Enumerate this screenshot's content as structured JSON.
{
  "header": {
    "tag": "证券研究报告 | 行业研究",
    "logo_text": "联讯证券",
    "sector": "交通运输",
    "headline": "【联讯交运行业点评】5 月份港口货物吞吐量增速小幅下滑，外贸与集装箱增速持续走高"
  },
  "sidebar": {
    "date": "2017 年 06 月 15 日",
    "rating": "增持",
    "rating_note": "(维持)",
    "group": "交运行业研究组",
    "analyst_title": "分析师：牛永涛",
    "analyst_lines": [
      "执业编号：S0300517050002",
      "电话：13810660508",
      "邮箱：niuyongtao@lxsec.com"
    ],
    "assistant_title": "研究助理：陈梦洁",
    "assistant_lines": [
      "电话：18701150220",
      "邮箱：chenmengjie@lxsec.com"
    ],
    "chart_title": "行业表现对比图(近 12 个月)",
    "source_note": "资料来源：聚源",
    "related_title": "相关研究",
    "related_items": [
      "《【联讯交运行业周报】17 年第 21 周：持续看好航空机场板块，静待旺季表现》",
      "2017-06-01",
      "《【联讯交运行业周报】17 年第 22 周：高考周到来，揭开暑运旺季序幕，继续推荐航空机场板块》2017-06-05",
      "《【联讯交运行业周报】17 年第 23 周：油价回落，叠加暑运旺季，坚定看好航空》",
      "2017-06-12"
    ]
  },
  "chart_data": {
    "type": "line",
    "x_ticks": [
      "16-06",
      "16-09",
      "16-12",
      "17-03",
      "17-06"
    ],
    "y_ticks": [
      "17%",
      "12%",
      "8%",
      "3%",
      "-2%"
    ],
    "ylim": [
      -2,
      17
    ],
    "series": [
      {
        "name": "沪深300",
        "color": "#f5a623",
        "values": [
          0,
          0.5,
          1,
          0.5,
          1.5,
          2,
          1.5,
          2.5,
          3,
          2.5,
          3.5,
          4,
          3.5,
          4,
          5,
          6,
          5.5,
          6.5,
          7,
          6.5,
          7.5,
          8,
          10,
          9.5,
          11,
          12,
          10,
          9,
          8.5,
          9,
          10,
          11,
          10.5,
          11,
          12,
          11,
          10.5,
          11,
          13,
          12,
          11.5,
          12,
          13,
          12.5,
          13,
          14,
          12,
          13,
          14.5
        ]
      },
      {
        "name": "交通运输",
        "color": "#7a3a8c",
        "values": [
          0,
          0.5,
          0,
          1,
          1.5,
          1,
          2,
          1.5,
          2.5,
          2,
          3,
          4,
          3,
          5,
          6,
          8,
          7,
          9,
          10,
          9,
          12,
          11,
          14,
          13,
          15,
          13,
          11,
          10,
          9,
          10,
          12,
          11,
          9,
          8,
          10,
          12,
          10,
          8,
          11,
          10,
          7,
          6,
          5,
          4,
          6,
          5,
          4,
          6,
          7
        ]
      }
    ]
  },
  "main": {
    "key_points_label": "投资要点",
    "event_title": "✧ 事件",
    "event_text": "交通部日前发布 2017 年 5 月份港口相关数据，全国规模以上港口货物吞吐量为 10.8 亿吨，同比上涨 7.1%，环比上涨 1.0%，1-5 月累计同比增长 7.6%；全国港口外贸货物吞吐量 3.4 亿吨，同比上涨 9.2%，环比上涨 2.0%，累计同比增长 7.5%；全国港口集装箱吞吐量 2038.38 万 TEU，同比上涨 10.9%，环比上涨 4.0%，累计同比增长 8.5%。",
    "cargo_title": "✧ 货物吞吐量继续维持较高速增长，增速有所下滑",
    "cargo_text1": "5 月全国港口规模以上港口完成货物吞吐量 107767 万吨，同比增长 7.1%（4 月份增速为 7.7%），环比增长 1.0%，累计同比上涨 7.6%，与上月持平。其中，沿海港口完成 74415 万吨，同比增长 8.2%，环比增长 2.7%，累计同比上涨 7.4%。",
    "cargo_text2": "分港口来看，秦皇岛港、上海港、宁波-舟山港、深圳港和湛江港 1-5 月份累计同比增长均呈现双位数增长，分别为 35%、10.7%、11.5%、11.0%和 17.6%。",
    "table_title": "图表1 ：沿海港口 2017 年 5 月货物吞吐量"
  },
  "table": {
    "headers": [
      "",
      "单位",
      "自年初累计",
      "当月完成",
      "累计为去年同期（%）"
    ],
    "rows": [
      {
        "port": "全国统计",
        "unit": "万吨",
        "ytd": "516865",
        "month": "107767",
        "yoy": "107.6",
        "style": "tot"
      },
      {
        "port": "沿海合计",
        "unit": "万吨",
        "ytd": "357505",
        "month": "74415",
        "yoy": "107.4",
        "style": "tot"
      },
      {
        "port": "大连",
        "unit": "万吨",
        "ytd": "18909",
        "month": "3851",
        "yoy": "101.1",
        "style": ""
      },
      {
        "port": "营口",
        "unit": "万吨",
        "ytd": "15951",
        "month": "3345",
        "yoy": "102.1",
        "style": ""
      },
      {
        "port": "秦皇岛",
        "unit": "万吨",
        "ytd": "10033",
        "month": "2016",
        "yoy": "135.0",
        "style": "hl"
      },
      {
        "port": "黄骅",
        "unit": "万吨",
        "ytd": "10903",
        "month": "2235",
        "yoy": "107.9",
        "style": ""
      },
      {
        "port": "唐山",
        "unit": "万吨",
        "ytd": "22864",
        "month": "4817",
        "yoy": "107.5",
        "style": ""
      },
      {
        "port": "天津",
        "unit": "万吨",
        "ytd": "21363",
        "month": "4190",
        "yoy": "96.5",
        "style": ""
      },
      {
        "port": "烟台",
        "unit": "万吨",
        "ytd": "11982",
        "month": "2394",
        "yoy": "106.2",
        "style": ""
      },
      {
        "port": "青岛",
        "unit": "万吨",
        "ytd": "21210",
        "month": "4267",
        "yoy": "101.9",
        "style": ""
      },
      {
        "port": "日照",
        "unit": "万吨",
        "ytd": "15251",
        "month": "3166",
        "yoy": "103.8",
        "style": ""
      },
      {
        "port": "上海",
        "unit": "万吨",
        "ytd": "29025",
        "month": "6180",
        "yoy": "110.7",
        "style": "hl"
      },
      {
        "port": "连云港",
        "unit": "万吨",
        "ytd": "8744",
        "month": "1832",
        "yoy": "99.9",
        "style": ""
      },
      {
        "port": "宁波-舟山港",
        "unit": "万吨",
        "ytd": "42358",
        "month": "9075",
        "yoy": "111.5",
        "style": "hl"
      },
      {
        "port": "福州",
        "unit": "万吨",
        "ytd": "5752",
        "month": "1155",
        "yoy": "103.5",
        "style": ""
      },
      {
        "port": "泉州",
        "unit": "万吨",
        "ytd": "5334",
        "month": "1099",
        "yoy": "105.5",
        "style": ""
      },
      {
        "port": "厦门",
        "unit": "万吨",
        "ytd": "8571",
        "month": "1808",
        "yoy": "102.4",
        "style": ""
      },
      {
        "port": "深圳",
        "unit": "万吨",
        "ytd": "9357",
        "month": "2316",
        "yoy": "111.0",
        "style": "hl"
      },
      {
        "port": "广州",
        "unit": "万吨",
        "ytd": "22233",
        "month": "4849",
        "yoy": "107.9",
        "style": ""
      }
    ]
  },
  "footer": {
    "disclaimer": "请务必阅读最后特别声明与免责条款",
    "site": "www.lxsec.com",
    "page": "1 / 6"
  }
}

**Instruction**: Exactly as written, please output every entry.

**Expected output**:
Enumerate this screenshot's content as structured JSON.
{
  "header": {
    "tag": "证券研究报告 | 行业研究",
    "logo_text": "联讯证券",
    "sector": "交通运输",
    "headline": "【联讯交运行业点评】5 月份港口货物吞吐量增速小幅下滑，外贸与集装箱增速持续走高"
  },
  "sidebar": {
    "date": "2017 年 06 月 15 日",
    "rating": "增持",
    "rating_note": "(维持)",
    "group": "交运行业研究组",
    "analyst_title": "分析师：牛永涛",
    "analyst_lines": [
      "执业编号：S0300517050002",
      "电话：13810660508",
      "邮箱：niuyongtao@lxsec.com"
    ],
    "assistant_title": "研究助理：陈梦洁",
    "assistant_lines": [
      "电话：18701150220",
      "邮箱：chenmengjie@lxsec.com"
    ],
    "chart_title": "行业表现对比图(近 12 个月)",
    "source_note": "资料来源：聚源",
    "related_title": "相关研究",
    "related_items": [
      "《【联讯交运行业周报】17 年第 21 周：持续看好航空机场板块，静待旺季表现》",
      "2017-06-01",
      "《【联讯交运行业周报】17 年第 22 周：高考周到来，揭开暑运旺季序幕，继续推荐航空机场板块》2017-06-05",
      "《【联讯交运行业周报】17 年第 23 周：油价回落，叠加暑运旺季，坚定看好航空》",
      "2017-06-12"
    ]
  },
  "chart_data": {
    "type": "line",
    "x_ticks": [
      "16-06",
      "16-09",
      "16-12",
      "17-03",
      "17-06"
    ],
    "y_ticks": [
      "17%",
      "12%",
      "8%",
      "3%",
      "-2%"
    ],
    "ylim": [
      -2,
      17
    ],
    "series": [
      {
        "name": "沪深300",
        "color": "#f5a623",
        "values": [
          0,
          0.5,
          1,
          0.5,
          1.5,
          2,
          1.5,
          2.5,
          3,
          2.5,
          3.5,
          4,
          3.5,
          4,
          5,
          6,
          5.5,
          6.5,
          7,
          6.5,
          7.5,
          8,
          10,
          9.5,
          11,
          12,
          10,
          9,
          8.5,
          9,
          10,
          11,
          10.5,
          11,
          12,
          11,
          10.5,
          11,
          13,
          12,
          11.5,
          12,
          13,
          12.5,
          13,
          14,
          12,
          13,
          14.5
        ]
      },
      {
        "name": "交通运输",
        "color": "#7a3a8c",
        "values": [
          0,
          0.5,
          0,
          1,
          1.5,
          1,
          2,
          1.5,
          2.5,
          2,
          3,
          4,
          3,
          5,
          6,
          8,
          7,
          9,
          10,
          9,
          12,
          11,
          14,
          13,
          15,
          13,
          11,
          10,
          9,
          10,
          12,
          11,
          9,
          8,
          10,
          12,
          10,
          8,
          11,
          10,
          7,
          6,
          5,
          4,
          6,
          5,
          4,
          6,
          7
        ]
      }
    ]
  },
  "main": {
    "key_points_label": "投资要点",
    "event_title": "✧ 事件",
    "event_text": "交通部日前发布 2017 年 5 月份港口相关数据，全国规模以上港口货物吞吐量为 10.8 亿吨，同比上涨 7.1%，环比上涨 1.0%，1-5 月累计同比增长 7.6%；全国港口外贸货物吞吐量 3.4 亿吨，同比上涨 9.2%，环比上涨 2.0%，累计同比增长 7.5%；全国港口集装箱吞吐量 2038.38 万 TEU，同比上涨 10.9%，环比上涨 4.0%，累计同比增长 8.5%。",
    "cargo_title": "✧ 货物吞吐量继续维持较高速增长，增速有所下滑",
    "cargo_text1": "5 月全国港口规模以上港口完成货物吞吐量 107767 万吨，同比增长 7.1%（4 月份增速为 7.7%），环比增长 1.0%，累计同比上涨 7.6%，与上月持平。其中，沿海港口完成 74415 万吨，同比增长 8.2%，环比增长 2.7%，累计同比上涨 7.4%。",
    "cargo_text2": "分港口来看，秦皇岛港、上海港、宁波-舟山港、深圳港和湛江港 1-5 月份累计同比增长均呈现双位数增长，分别为 35%、10.7%、11.5%、11.0%和 17.6%。",
    "table_title": "图表1 ：沿海港口 2017 年 5 月货物吞吐量"
  },
  "table": {
    "headers": [
      "",
      "单位",
      "自年初累计",
      "当月完成",
      "累计为去年同期（%）"
    ],
    "rows": [
      {
        "port": "全国统计",
        "unit": "万吨",
        "ytd": "516865",
        "month": "107767",
        "yoy": "107.6",
        "style": "tot"
      },
      {
        "port": "沿海合计",
        "unit": "万吨",
        "ytd": "357505",
        "month": "74415",
        "yoy": "107.4",
        "style": "tot"
      },
      {
        "port": "大连",
        "unit": "万吨",
        "ytd": "18909",
        "month": "3851",
        "yoy": "101.1",
        "style": ""
      },
      {
        "port": "营口",
        "unit": "万吨",
        "ytd": "15951",
        "month": "3345",
        "yoy": "102.1",
        "style": ""
      },
      {
        "port": "秦皇岛",
        "unit": "万吨",
        "ytd": "10033",
        "month": "2016",
        "yoy": "135.0",
        "style": "hl"
      },
      {
        "port": "黄骅",
        "unit": "万吨",
        "ytd": "10903",
        "month": "2235",
        "yoy": "107.9",
        "style": ""
      },
      {
        "port": "唐山",
        "unit": "万吨",
        "ytd": "22864",
        "month": "4817",
        "yoy": "107.5",
        "style": ""
      },
      {
        "port": "天津",
        "unit": "万吨",
        "ytd": "21363",
        "month": "4190",
        "yoy": "96.5",
        "style": ""
      },
      {
        "port": "烟台",
        "unit": "万吨",
        "ytd": "11982",
        "month": "2394",
        "yoy": "106.2",
        "style": ""
      },
      {
        "port": "青岛",
        "unit": "万吨",
        "ytd": "21210",
        "month": "4267",
        "yoy": "101.9",
        "style": ""
      },
      {
        "port": "日照",
        "unit": "万吨",
        "ytd": "15251",
        "month": "3166",
        "yoy": "103.8",
        "style": ""
      },
      {
        "port": "上海",
        "unit": "万吨",
        "ytd": "29025",
        "month": "6180",
        "yoy": "110.7",
        "style": "hl"
      },
      {
        "port": "连云港",
        "unit": "万吨",
        "ytd": "8744",
        "month": "1832",
        "yoy": "99.9",
        "style": ""
      },
      {
        "port": "宁波-舟山港",
        "unit": "万吨",
        "ytd": "42358",
        "month": "9075",
        "yoy": "111.5",
        "style": "hl"
      },
      {
        "port": "福州",
        "unit": "万吨",
        "ytd": "5752",
        "month": "1155",
        "yoy": "103.5",
        "style": ""
      },
      {
        "port": "泉州",
        "unit": "万吨",
        "ytd": "5334",
        "month": "1099",
        "yoy": "105.5",
        "style": ""
      },
      {
        "port": "厦门",
        "unit": "万吨",
        "ytd": "8571",
        "month": "1808",
        "yoy": "102.4",
        "style": ""
      },
      {
        "port": "深圳",
        "unit": "万吨",
        "ytd": "9357",
        "month": "2316",
        "yoy": "111.0",
        "style": "hl"
      },
      {
        "port": "广州",
        "unit": "万吨",
        "ytd": "22233",
        "month": "4849",
        "yoy": "107.9",
        "style": ""
      }
    ]
  },
  "footer": {
    "disclaimer": "请务必阅读最后特别声明与免责条款",
    "site": "www.lxsec.com",
    "page": "1 / 6"
  }
}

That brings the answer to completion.